● INSTRUCTIONS TO FOLLOW
Copy all of the material exactly. Pictures are not to appear in the copy.

● DATASET ROWS
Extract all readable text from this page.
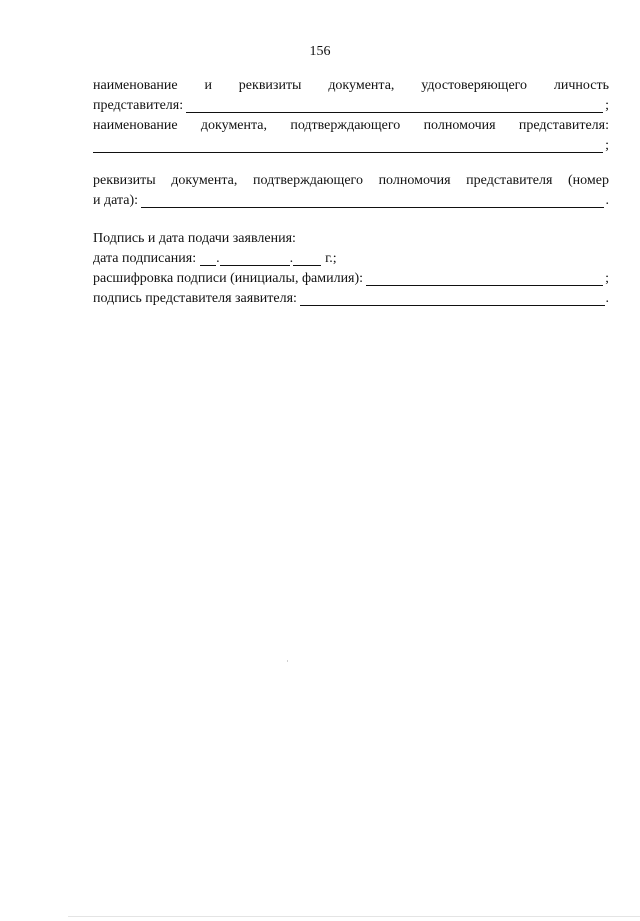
156
наименование и реквизиты документа, удостоверяющего личность
представителя:	;
наименование документа, подтверждающего полномочия представителя:
;
реквизиты документа, подтверждающего полномочия представителя (номер
и дата):	.
Подпись и дата подачи заявления:
дата подписания: .	. г.;
расшифровка подписи (инициалы, фамилия):	;
подпись представителя заявителя:	.
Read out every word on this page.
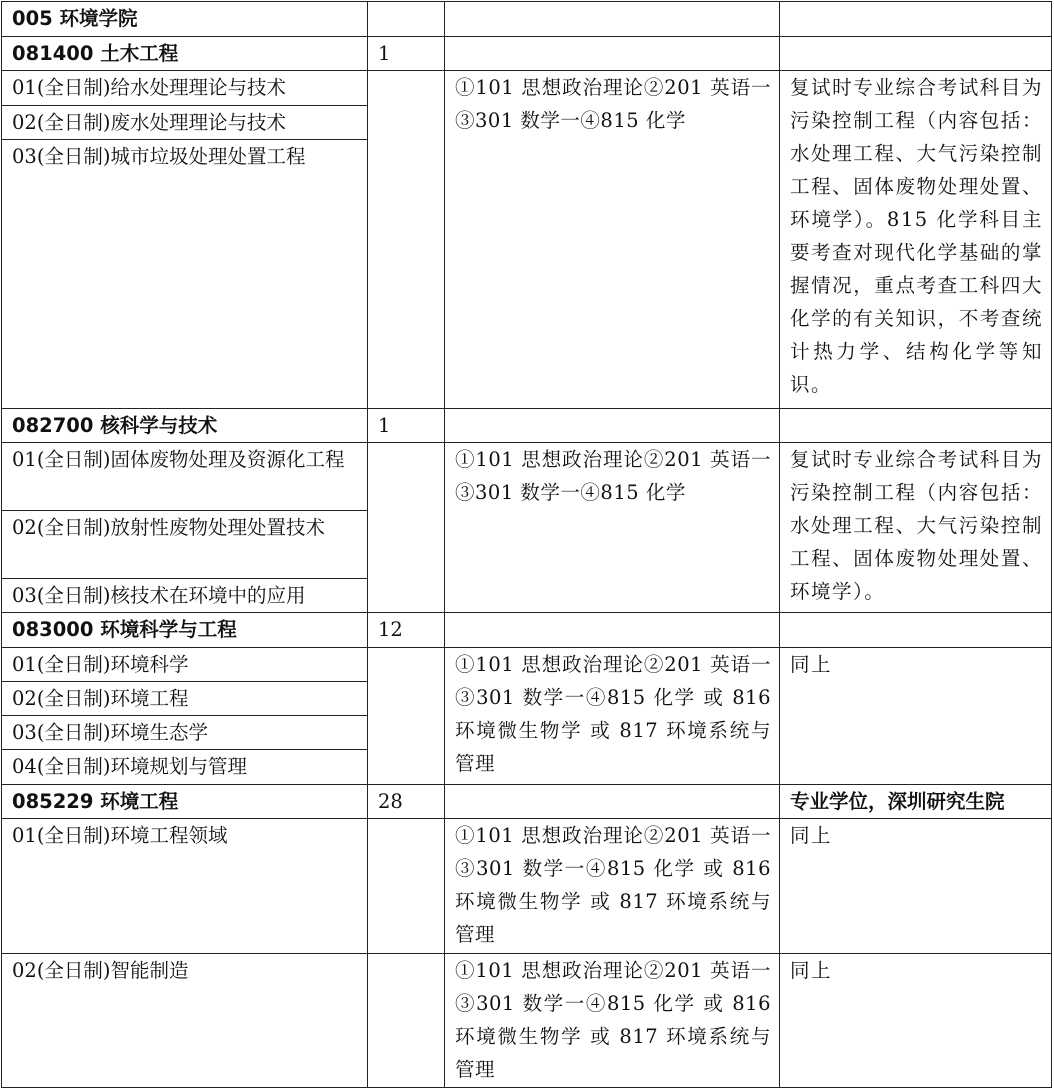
005 环境学院			
081400 土木工程	1		
01(全日制)给水处理理论与技术		①101 思想政治理论②201 英语一③301 数学一④815 化学	复试时专业综合考试科目为污染控制工程（内容包括：水处理工程、大气污染控制工程、固体废物处理处置、环境学）。815 化学科目主要考查对现代化学基础的掌握情况，重点考查工科四大化学的有关知识，不考查统计热力学、结构化学等知识。
02(全日制)废水处理理论与技术			
03(全日制)城市垃圾处理处置工程			
082700 核科学与技术	1		
01(全日制)固体废物处理及资源化工程		①101 思想政治理论②201 英语一③301 数学一④815 化学	复试时专业综合考试科目为污染控制工程（内容包括：水处理工程、大气污染控制工程、固体废物处理处置、环境学）。
02(全日制)放射性废物处理处置技术			
03(全日制)核技术在环境中的应用			
083000 环境科学与工程	12		
01(全日制)环境科学		①101 思想政治理论②201 英语一③301 数学一④815 化学 或 816 环境微生物学 或 817 环境系统与管理	同上
02(全日制)环境工程			
03(全日制)环境生态学			
04(全日制)环境规划与管理			
085229 环境工程	28		专业学位，深圳研究生院
01(全日制)环境工程领域		①101 思想政治理论②201 英语一③301 数学一④815 化学 或 816 环境微生物学 或 817 环境系统与管理	同上
02(全日制)智能制造		①101 思想政治理论②201 英语一③301 数学一④815 化学 或 816 环境微生物学 或 817 环境系统与管理	同上
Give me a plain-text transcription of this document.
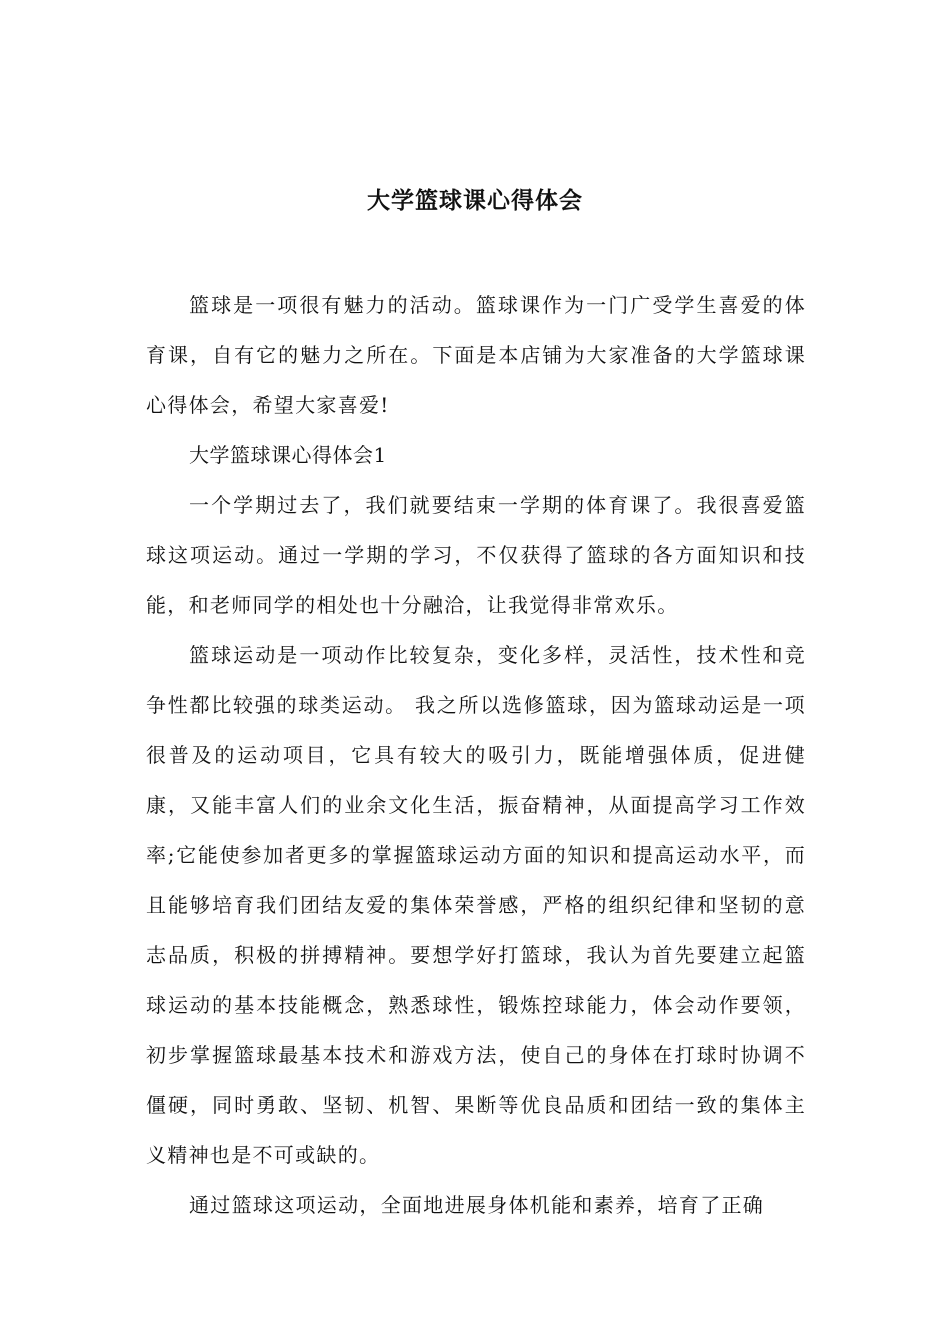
大学篮球课心得体会

篮球是一项很有魅力的活动。篮球课作为一门广受学生喜爱的体育课，自有它的魅力之所在。下面是本店铺为大家准备的大学篮球课心得体会，希望大家喜爱!

大学篮球课心得体会1

一个学期过去了，我们就要结束一学期的体育课了。我很喜爱篮球这项运动。通过一学期的学习，不仅获得了篮球的各方面知识和技能，和老师同学的相处也十分融洽，让我觉得非常欢乐。

篮球运动是一项动作比较复杂，变化多样，灵活性，技术性和竞争性都比较强的球类运动。 我之所以选修篮球，因为篮球动运是一项很普及的运动项目，它具有较大的吸引力，既能增强体质，促进健康，又能丰富人们的业余文化生活，振奋精神，从面提高学习工作效率;它能使参加者更多的掌握篮球运动方面的知识和提高运动水平，而且能够培育我们团结友爱的集体荣誉感，严格的组织纪律和坚韧的意志品质，积极的拼搏精神。要想学好打篮球，我认为首先要建立起篮球运动的基本技能概念，熟悉球性，锻炼控球能力，体会动作要领，初步掌握篮球最基本技术和游戏方法，使自己的身体在打球时协调不僵硬，同时勇敢、坚韧、机智、果断等优良品质和团结一致的集体主义精神也是不可或缺的。

通过篮球这项运动，全面地进展身体机能和素养，培育了正确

● EXERCISE RESPONSE
Extract all readable text from this page.
156
наименование и реквизиты документа, удостоверяющего личность
представителя:	;
наименование документа, подтверждающего полномочия представителя:
;
реквизиты документа, подтверждающего полномочия представителя (номер
и дата):	.
Подпись и дата подачи заявления:
дата подписания: .	. г.;
расшифровка подписи (инициалы, фамилия):	;
подпись представителя заявителя:	.
Read out every word on this page.
005 环境学院			
081400 土木工程	1		
01(全日制)给水处理理论与技术		①101 思想政治理论②201 英语一③301 数学一④815 化学	复试时专业综合考试科目为污染控制工程（内容包括：水处理工程、大气污染控制工程、固体废物处理处置、环境学）。815 化学科目主要考查对现代化学基础的掌握情况，重点考查工科四大化学的有关知识，不考查统计热力学、结构化学等知识。
02(全日制)废水处理理论与技术			
03(全日制)城市垃圾处理处置工程			
082700 核科学与技术	1		
01(全日制)固体废物处理及资源化工程		①101 思想政治理论②201 英语一③301 数学一④815 化学	复试时专业综合考试科目为污染控制工程（内容包括：水处理工程、大气污染控制工程、固体废物处理处置、环境学）。
02(全日制)放射性废物处理处置技术			
03(全日制)核技术在环境中的应用			
083000 环境科学与工程	12		
01(全日制)环境科学		①101 思想政治理论②201 英语一③301 数学一④815 化学 或 816 环境微生物学 或 817 环境系统与管理	同上
02(全日制)环境工程			
03(全日制)环境生态学			
04(全日制)环境规划与管理			
085229 环境工程	28		专业学位，深圳研究生院
01(全日制)环境工程领域		①101 思想政治理论②201 英语一③301 数学一④815 化学 或 816 环境微生物学 或 817 环境系统与管理	同上
02(全日制)智能制造		①101 思想政治理论②201 英语一③301 数学一④815 化学 或 816 环境微生物学 或 817 环境系统与管理	同上
Give me a plain-text transcription of this document.
大学篮球课心得体会

篮球是一项很有魅力的活动。篮球课作为一门广受学生喜爱的体育课，自有它的魅力之所在。下面是本店铺为大家准备的大学篮球课心得体会，希望大家喜爱!

大学篮球课心得体会1

一个学期过去了，我们就要结束一学期的体育课了。我很喜爱篮球这项运动。通过一学期的学习，不仅获得了篮球的各方面知识和技能，和老师同学的相处也十分融洽，让我觉得非常欢乐。

篮球运动是一项动作比较复杂，变化多样，灵活性，技术性和竞争性都比较强的球类运动。 我之所以选修篮球，因为篮球动运是一项很普及的运动项目，它具有较大的吸引力，既能增强体质，促进健康，又能丰富人们的业余文化生活，振奋精神，从面提高学习工作效率;它能使参加者更多的掌握篮球运动方面的知识和提高运动水平，而且能够培育我们团结友爱的集体荣誉感，严格的组织纪律和坚韧的意志品质，积极的拼搏精神。要想学好打篮球，我认为首先要建立起篮球运动的基本技能概念，熟悉球性，锻炼控球能力，体会动作要领，初步掌握篮球最基本技术和游戏方法，使自己的身体在打球时协调不僵硬，同时勇敢、坚韧、机智、果断等优良品质和团结一致的集体主义精神也是不可或缺的。

通过篮球这项运动，全面地进展身体机能和素养，培育了正确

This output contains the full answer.